WHAT NEEDS TO BE DONE
Across the entries below, how many lines contain the string "JSON"? Give only the count.

GIVEN RECORDS
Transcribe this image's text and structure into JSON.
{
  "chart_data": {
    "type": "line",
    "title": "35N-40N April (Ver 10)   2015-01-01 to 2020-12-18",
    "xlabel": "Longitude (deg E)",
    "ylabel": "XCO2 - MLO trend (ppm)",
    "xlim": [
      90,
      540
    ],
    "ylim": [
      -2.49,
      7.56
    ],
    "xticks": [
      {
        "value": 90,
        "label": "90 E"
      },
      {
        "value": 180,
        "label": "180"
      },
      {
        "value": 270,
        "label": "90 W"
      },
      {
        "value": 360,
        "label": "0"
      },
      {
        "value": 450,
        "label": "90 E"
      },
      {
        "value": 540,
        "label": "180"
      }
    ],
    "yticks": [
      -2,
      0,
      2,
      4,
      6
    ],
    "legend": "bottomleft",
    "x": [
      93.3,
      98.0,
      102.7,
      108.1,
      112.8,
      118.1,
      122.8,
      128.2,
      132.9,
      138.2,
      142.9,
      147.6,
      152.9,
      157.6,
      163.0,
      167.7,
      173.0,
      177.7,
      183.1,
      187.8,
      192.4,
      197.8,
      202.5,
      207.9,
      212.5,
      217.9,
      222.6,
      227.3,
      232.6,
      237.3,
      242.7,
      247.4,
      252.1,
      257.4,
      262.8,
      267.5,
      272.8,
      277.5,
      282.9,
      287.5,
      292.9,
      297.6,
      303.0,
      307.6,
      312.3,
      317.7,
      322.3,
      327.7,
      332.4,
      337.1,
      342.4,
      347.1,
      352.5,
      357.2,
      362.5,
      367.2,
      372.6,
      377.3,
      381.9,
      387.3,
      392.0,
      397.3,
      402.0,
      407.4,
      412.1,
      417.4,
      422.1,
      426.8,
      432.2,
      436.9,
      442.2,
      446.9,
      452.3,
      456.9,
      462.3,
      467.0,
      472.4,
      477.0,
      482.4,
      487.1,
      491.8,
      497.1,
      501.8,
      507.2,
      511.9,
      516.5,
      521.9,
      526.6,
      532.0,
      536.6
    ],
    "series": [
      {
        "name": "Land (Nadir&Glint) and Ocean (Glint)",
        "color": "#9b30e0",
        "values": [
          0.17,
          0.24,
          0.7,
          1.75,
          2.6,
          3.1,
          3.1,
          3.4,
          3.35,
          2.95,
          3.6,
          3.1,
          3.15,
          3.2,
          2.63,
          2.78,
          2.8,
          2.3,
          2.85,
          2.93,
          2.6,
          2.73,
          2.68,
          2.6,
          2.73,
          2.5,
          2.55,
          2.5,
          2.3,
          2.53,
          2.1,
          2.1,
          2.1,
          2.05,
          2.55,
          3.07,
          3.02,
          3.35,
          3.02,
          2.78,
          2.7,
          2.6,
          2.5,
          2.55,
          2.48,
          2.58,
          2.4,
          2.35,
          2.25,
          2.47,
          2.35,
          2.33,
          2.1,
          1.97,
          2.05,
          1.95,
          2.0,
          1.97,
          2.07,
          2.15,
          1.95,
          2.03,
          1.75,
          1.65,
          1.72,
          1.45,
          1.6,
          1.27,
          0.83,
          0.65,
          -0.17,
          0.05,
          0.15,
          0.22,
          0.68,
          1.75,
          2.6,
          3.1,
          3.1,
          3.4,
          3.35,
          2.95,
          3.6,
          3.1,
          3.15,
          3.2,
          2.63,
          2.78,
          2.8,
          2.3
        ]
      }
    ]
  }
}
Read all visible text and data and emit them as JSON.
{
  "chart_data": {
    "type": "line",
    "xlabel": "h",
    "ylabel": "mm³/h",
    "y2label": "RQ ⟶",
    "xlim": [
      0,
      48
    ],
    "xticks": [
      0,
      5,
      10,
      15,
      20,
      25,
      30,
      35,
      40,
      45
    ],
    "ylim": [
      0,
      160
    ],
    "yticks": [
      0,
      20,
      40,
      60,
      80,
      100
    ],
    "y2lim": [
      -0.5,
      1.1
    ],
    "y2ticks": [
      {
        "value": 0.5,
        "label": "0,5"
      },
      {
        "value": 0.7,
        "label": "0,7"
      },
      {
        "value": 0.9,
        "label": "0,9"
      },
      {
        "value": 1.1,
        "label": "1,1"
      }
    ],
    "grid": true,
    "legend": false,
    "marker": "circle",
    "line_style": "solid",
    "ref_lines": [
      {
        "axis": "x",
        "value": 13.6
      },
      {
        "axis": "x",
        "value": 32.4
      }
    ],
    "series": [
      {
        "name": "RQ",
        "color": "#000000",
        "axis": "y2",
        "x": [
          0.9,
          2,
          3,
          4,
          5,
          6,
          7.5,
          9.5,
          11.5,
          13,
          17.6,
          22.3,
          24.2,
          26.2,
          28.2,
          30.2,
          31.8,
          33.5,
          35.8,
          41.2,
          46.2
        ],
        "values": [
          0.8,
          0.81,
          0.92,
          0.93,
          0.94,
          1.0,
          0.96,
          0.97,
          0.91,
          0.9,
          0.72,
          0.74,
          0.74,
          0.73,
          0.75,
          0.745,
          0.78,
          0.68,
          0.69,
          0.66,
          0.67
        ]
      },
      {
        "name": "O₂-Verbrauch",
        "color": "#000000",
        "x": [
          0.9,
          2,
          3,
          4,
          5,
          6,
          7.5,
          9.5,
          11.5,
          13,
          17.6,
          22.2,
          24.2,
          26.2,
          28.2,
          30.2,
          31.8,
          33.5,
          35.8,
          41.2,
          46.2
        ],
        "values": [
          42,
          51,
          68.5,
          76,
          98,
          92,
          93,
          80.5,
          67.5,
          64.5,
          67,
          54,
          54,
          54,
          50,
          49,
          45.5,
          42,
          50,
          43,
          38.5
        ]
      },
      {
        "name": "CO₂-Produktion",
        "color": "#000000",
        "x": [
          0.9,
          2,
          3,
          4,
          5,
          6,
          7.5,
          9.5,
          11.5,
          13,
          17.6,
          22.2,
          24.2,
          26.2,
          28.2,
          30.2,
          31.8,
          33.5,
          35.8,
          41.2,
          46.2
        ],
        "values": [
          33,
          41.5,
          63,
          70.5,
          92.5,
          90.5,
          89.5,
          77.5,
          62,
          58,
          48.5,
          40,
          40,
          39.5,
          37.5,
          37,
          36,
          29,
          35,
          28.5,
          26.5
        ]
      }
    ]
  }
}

ANSWER TO THIS PROBLEM
2